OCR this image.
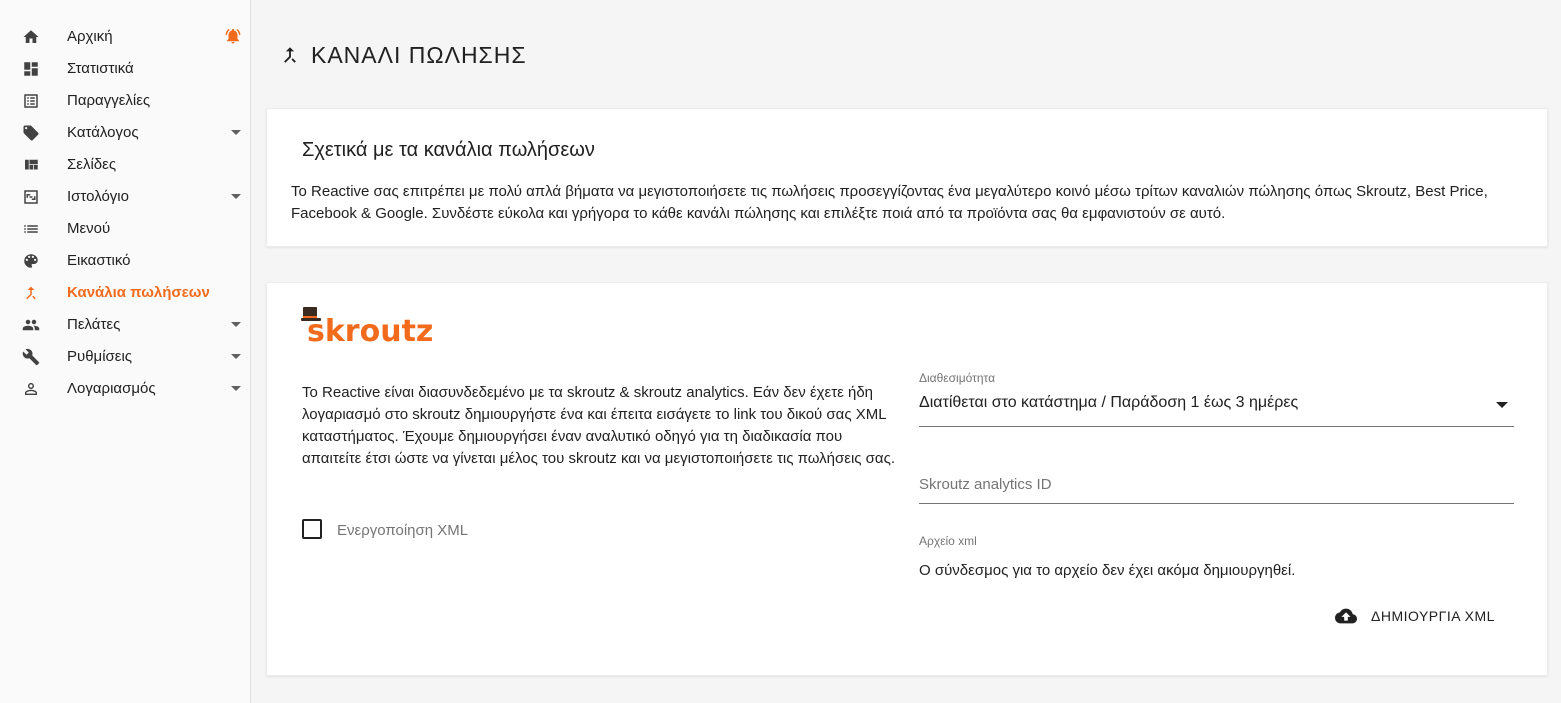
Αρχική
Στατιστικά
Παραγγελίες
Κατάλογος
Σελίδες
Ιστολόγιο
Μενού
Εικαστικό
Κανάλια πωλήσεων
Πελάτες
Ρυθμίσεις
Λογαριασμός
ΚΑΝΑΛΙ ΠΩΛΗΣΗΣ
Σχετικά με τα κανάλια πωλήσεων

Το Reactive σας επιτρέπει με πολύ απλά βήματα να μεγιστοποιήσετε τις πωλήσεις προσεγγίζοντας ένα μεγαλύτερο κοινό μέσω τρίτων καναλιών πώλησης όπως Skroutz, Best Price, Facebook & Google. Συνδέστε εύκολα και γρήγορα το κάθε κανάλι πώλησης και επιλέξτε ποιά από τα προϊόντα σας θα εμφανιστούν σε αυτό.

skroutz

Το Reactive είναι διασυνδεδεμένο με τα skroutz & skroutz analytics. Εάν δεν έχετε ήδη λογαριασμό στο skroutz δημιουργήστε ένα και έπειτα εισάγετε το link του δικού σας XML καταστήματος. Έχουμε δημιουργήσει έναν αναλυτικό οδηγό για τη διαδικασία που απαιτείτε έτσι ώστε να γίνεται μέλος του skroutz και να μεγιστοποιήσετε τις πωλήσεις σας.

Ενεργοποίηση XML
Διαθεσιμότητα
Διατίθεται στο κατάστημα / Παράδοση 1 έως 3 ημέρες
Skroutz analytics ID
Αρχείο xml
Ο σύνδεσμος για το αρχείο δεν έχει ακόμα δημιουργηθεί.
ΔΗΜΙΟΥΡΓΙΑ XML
####################
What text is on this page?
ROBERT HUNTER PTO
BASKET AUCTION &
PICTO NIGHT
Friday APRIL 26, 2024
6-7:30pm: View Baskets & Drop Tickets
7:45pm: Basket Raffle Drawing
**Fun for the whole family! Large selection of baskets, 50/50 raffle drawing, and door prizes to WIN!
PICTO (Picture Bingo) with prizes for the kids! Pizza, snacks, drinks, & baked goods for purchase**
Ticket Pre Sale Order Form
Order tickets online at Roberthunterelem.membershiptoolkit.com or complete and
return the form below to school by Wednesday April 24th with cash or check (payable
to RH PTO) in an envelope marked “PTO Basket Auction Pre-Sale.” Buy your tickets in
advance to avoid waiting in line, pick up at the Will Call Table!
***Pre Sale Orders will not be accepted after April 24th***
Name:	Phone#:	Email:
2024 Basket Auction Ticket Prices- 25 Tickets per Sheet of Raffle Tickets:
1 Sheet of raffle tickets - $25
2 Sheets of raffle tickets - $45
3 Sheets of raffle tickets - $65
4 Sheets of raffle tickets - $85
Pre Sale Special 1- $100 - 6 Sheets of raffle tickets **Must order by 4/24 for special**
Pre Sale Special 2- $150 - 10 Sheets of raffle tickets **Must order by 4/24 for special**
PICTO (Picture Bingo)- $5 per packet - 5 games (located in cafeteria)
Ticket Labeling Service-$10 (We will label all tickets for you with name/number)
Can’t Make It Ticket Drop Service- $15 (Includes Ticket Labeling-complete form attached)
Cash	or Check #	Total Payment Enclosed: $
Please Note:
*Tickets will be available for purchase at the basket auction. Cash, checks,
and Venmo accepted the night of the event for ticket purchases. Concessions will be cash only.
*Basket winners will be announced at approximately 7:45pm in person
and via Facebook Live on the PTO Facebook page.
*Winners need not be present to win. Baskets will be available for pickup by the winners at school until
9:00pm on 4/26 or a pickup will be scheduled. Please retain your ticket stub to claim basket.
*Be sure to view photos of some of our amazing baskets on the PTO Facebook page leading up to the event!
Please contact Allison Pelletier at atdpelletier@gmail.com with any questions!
####################
→ SHORT EXERCISE
Read the lines above. Gather those in which the string "available" is found.

→ RESULT OF THE EXERCISE
*Tickets will be available for purchase at the basket auction. Cash, checks,
*Winners need not be present to win. Baskets will be available for pickup by the winners at school until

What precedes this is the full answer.